Goal:
Scan the listing below. Report each line that includes "JSON".

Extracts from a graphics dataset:

========

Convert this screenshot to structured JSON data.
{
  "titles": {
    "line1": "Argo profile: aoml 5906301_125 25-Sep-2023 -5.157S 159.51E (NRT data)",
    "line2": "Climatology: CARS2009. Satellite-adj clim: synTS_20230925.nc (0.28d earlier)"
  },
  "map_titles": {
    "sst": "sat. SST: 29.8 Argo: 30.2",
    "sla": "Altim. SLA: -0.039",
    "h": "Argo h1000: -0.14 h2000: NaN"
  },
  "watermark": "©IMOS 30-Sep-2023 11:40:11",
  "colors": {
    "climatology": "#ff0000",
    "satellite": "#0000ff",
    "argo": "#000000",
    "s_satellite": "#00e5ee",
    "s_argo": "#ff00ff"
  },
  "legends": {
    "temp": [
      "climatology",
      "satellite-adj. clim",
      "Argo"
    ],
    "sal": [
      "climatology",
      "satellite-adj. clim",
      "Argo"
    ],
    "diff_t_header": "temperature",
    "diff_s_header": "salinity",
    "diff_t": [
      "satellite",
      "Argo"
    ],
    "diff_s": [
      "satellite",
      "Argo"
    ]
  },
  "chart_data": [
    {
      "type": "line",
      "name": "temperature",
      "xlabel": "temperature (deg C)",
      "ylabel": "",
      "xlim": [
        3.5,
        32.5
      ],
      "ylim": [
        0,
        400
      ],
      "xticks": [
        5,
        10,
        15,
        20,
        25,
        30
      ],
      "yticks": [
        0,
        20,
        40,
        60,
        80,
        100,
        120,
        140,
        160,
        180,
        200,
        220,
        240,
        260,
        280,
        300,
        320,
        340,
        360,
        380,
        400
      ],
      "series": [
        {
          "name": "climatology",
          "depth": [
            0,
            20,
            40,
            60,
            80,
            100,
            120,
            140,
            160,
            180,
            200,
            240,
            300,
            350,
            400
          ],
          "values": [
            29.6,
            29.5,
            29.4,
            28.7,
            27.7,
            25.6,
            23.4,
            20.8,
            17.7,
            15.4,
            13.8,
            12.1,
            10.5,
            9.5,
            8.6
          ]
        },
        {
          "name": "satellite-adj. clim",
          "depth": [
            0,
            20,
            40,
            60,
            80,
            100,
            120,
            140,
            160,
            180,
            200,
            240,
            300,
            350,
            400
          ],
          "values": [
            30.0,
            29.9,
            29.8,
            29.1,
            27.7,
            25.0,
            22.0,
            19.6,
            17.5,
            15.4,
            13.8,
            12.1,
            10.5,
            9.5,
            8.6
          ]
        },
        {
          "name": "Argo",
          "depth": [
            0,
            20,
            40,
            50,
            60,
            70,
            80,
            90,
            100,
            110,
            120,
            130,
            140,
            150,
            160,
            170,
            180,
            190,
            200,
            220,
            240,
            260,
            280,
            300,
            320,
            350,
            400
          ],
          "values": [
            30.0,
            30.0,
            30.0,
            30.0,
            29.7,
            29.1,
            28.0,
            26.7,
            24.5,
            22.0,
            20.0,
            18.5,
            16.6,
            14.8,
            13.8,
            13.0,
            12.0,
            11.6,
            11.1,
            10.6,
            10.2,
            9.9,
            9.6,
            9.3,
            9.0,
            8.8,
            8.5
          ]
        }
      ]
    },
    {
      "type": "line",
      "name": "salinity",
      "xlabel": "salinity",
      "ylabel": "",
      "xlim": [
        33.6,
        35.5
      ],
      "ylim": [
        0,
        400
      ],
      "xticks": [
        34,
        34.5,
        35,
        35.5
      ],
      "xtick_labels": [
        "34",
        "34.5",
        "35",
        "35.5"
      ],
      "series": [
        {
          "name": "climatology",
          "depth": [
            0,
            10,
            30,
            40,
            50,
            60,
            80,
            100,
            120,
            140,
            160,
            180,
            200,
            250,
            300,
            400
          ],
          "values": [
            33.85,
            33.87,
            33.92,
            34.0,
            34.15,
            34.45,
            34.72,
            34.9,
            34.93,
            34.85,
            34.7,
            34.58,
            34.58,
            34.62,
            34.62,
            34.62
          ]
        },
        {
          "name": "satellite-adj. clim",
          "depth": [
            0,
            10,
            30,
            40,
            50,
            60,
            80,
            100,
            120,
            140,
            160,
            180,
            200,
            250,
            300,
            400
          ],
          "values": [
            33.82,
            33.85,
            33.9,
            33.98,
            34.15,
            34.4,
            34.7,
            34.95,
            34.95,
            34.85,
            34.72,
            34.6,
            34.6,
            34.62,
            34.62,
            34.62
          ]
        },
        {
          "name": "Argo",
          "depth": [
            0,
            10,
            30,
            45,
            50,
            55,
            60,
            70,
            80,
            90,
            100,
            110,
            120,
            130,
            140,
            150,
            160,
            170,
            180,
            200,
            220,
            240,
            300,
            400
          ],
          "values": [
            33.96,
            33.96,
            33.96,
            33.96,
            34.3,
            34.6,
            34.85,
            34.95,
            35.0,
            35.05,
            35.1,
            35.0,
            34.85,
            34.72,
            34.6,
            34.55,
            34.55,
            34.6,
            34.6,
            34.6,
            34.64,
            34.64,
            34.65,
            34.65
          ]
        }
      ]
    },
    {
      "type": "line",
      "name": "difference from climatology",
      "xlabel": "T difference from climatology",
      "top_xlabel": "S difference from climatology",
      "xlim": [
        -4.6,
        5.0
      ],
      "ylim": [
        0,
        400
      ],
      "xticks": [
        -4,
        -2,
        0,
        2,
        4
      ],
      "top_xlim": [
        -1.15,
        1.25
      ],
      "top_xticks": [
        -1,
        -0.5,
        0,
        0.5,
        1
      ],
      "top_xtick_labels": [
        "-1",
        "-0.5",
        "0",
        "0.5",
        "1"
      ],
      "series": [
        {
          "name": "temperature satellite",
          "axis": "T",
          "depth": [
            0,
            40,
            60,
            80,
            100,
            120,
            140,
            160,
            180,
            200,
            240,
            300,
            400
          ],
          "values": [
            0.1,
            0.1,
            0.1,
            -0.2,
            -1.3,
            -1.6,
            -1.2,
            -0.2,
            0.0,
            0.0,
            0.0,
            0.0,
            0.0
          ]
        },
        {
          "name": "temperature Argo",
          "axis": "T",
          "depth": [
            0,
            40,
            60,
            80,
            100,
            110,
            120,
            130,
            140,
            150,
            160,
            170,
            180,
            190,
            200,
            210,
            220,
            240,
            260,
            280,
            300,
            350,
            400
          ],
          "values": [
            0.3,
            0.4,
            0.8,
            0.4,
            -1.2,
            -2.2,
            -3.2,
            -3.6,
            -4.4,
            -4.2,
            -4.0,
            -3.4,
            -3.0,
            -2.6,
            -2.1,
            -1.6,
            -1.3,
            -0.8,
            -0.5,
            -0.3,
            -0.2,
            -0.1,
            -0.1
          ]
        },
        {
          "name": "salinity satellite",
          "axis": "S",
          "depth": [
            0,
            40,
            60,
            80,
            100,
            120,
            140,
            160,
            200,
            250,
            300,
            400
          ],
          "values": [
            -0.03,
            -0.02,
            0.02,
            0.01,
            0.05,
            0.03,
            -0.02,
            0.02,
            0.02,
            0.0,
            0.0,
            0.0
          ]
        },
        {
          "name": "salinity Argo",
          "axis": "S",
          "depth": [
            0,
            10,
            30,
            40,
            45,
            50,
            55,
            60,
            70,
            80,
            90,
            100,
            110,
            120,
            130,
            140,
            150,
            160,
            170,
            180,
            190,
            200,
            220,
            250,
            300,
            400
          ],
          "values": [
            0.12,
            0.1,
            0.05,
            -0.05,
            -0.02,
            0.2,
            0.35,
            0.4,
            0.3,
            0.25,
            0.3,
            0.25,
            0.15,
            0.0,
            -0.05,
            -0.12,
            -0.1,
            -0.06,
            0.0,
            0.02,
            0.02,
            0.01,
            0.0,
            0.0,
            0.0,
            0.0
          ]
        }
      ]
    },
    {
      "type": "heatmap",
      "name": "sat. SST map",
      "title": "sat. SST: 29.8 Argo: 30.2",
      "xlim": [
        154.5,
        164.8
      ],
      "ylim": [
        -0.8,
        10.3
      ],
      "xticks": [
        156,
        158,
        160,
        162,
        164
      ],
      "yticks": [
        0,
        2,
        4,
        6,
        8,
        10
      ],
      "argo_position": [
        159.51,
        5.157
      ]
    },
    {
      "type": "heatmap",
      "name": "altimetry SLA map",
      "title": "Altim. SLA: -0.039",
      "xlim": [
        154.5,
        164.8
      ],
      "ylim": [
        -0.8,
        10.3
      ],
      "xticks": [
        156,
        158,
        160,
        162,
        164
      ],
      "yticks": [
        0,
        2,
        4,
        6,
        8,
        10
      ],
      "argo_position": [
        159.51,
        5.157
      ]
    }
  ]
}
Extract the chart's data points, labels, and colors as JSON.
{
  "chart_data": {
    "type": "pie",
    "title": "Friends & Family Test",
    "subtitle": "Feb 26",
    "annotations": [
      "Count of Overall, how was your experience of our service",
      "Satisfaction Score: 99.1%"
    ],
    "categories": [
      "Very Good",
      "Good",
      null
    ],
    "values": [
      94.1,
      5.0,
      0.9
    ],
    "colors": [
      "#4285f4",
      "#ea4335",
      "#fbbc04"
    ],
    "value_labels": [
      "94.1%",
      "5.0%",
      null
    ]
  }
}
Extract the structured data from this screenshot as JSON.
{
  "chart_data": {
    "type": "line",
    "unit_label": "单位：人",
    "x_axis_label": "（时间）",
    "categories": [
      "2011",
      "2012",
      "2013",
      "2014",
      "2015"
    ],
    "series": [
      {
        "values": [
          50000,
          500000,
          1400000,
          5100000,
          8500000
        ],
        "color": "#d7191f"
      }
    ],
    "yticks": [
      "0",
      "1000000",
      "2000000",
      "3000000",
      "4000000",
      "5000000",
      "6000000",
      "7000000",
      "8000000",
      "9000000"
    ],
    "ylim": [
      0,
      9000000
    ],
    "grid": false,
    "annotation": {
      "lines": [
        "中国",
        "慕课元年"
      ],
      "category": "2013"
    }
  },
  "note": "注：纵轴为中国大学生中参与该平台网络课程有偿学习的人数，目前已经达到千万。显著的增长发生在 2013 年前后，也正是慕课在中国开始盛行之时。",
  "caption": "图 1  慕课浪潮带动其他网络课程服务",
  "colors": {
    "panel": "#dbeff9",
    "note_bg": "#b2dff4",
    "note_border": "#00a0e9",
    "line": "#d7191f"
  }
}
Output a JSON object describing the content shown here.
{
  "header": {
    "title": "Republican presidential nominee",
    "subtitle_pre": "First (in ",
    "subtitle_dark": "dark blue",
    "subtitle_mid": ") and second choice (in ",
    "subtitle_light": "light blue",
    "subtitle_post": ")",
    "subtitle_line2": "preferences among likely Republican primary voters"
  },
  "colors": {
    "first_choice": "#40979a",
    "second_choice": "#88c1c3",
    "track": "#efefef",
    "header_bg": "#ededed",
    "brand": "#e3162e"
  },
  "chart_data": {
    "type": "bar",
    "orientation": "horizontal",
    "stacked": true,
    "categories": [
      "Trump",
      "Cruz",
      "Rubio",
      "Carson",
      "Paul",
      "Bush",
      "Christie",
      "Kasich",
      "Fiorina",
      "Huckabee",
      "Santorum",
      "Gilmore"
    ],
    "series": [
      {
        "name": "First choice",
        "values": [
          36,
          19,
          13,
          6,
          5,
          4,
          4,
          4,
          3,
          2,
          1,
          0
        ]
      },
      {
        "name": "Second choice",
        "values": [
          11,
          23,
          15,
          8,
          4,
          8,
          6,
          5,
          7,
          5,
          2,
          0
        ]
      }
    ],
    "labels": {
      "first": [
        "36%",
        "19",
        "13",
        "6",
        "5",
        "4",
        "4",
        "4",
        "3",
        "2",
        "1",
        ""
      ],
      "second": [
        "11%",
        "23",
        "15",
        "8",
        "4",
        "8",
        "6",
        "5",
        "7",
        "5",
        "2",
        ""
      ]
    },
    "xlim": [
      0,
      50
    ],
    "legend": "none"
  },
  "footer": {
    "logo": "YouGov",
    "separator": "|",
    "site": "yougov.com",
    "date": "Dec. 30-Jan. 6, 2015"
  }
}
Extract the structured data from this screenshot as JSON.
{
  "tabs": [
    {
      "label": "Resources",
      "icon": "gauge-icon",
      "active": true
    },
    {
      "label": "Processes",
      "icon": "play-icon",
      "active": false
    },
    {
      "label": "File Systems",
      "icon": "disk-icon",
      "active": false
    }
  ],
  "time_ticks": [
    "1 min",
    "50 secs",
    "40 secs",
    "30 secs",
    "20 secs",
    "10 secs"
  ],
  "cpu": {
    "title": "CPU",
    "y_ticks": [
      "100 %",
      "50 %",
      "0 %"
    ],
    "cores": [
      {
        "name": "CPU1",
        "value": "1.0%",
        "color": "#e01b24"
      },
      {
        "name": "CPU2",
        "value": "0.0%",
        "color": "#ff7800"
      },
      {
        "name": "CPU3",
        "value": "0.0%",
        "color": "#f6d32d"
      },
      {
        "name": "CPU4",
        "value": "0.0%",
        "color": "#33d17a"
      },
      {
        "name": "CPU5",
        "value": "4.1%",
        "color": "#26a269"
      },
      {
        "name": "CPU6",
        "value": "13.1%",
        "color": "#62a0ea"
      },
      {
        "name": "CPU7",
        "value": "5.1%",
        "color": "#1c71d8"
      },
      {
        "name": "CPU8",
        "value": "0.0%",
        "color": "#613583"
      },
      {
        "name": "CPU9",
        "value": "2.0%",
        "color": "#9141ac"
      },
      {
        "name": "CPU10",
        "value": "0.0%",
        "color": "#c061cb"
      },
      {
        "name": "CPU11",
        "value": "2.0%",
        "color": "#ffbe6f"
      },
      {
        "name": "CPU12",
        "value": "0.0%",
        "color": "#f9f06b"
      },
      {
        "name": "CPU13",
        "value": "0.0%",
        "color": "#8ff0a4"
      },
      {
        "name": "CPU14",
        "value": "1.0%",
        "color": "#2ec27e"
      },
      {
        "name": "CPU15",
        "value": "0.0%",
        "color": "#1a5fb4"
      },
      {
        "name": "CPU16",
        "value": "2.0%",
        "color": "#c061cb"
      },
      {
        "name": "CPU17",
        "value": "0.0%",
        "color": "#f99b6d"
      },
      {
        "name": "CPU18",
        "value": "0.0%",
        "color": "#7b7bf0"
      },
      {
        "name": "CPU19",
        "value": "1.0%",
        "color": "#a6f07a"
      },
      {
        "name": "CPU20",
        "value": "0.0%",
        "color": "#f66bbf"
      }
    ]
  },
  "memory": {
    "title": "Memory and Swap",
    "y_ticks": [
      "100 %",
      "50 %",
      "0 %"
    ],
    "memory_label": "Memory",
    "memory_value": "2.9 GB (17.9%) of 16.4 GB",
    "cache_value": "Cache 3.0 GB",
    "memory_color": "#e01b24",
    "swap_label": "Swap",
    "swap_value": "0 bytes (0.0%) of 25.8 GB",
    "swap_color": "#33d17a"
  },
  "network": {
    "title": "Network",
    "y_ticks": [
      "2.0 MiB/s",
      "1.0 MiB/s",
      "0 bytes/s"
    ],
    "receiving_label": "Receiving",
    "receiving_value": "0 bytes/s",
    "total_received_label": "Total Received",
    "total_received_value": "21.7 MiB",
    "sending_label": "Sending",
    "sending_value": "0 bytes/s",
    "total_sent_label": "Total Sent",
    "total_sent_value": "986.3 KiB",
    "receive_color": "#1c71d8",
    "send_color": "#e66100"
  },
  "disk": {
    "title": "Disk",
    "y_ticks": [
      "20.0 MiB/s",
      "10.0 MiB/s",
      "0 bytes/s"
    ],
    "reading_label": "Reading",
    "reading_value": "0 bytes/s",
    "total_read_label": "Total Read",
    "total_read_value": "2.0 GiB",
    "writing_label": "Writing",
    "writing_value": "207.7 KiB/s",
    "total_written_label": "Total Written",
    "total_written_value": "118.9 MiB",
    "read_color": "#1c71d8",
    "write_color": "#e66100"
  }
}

========

Answer for the task:
Convert this screenshot to structured JSON data.
Extract the chart's data points, labels, and colors as JSON.
Extract the structured data from this screenshot as JSON.
Output a JSON object describing the content shown here.
Extract the structured data from this screenshot as JSON.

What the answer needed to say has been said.